(Element and region data)
** Begin **

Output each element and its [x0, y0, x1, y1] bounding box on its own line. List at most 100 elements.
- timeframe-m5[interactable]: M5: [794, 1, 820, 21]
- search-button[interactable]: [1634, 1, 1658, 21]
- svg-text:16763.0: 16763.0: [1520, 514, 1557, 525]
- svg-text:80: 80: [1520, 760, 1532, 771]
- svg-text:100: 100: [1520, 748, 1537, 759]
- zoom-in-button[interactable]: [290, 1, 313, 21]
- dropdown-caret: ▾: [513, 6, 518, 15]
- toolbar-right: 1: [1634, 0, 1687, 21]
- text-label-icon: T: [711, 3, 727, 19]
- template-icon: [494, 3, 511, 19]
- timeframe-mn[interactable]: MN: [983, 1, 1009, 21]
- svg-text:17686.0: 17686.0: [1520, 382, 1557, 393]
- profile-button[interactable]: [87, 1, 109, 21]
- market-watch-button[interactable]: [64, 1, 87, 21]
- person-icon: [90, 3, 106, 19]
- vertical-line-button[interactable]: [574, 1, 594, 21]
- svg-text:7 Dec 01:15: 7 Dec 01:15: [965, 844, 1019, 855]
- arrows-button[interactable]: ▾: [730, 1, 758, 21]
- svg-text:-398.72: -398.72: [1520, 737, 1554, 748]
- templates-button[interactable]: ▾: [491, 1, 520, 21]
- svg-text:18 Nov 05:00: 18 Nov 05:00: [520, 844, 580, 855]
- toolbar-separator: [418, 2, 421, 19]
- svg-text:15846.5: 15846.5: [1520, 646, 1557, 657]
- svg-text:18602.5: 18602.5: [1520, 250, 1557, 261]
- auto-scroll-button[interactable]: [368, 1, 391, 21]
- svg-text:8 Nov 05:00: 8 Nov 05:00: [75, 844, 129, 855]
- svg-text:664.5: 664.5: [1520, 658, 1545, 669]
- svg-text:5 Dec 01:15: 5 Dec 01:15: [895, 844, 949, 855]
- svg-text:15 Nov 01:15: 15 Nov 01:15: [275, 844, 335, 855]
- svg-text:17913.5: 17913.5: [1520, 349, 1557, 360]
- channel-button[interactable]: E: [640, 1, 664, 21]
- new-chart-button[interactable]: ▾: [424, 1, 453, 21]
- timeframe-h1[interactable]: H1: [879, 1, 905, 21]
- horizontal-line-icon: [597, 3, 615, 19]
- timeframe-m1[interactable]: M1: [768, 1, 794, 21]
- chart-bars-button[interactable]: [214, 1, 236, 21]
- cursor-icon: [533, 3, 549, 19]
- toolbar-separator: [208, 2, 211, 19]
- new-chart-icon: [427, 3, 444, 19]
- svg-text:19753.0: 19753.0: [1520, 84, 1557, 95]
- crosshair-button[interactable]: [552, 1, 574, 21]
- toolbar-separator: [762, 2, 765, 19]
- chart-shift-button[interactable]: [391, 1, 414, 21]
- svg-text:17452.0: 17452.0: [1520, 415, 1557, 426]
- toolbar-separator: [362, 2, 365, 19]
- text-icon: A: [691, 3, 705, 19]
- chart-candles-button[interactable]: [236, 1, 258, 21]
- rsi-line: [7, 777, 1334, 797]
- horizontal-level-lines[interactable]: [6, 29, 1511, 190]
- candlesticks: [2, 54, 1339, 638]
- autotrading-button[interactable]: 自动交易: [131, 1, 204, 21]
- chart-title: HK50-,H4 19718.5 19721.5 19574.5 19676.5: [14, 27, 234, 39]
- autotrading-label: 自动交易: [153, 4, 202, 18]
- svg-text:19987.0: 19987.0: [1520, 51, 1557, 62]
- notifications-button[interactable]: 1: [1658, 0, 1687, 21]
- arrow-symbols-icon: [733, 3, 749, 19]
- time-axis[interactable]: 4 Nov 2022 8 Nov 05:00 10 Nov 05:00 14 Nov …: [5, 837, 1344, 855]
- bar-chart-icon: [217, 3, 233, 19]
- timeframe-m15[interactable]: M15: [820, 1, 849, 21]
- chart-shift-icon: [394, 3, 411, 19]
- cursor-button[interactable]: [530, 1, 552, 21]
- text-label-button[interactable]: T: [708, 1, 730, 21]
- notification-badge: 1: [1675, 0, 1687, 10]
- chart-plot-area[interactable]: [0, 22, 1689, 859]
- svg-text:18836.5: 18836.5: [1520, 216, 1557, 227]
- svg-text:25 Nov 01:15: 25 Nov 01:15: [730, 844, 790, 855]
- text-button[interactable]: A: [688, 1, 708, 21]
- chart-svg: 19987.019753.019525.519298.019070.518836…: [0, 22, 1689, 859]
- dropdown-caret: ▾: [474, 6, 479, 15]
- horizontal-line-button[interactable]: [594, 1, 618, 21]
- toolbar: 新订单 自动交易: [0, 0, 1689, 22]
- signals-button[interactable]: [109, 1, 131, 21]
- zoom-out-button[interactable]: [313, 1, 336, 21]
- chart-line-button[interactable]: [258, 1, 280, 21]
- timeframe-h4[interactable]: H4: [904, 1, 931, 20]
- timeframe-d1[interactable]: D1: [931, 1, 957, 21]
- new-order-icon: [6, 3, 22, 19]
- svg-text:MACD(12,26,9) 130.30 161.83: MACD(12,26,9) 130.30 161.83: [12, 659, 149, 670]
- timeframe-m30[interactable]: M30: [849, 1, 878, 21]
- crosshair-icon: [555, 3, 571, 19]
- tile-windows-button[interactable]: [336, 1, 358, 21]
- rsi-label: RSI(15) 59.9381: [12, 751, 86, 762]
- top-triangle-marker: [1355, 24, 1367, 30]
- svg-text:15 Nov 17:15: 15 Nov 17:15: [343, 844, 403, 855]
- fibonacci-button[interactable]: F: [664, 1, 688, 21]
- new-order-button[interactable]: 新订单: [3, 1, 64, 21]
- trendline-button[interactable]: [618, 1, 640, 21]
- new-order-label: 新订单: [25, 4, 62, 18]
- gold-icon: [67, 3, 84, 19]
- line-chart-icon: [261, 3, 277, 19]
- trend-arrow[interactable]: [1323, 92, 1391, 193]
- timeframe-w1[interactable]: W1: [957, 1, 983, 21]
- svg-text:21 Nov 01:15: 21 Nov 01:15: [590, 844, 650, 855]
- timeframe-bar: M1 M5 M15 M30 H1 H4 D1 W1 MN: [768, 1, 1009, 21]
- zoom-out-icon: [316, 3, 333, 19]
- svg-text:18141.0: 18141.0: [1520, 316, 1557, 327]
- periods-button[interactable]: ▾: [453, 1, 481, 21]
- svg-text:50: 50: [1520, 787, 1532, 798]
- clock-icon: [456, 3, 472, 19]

** End **

= Work instructions =
Repeat the material from its first line through the line containing "- svg-text:18 Nov", including both of those lines.

= In response =
Output each element and its [x0, y0, x1, y1] bounding box on its own line. List at most 100 elements.
- timeframe-m5[interactable]: M5: [794, 1, 820, 21]
- search-button[interactable]: [1634, 1, 1658, 21]
- svg-text:16763.0: 16763.0: [1520, 514, 1557, 525]
- svg-text:80: 80: [1520, 760, 1532, 771]
- svg-text:100: 100: [1520, 748, 1537, 759]
- zoom-in-button[interactable]: [290, 1, 313, 21]
- dropdown-caret: ▾: [513, 6, 518, 15]
- toolbar-right: 1: [1634, 0, 1687, 21]
- text-label-icon: T: [711, 3, 727, 19]
- template-icon: [494, 3, 511, 19]
- timeframe-mn[interactable]: MN: [983, 1, 1009, 21]
- svg-text:17686.0: 17686.0: [1520, 382, 1557, 393]
- profile-button[interactable]: [87, 1, 109, 21]
- market-watch-button[interactable]: [64, 1, 87, 21]
- person-icon: [90, 3, 106, 19]
- vertical-line-button[interactable]: [574, 1, 594, 21]
- svg-text:7 Dec 01:15: 7 Dec 01:15: [965, 844, 1019, 855]
- arrows-button[interactable]: ▾: [730, 1, 758, 21]
- svg-text:-398.72: -398.72: [1520, 737, 1554, 748]
- templates-button[interactable]: ▾: [491, 1, 520, 21]
- svg-text:18 Nov 05:00: 18 Nov 05:00: [520, 844, 580, 855]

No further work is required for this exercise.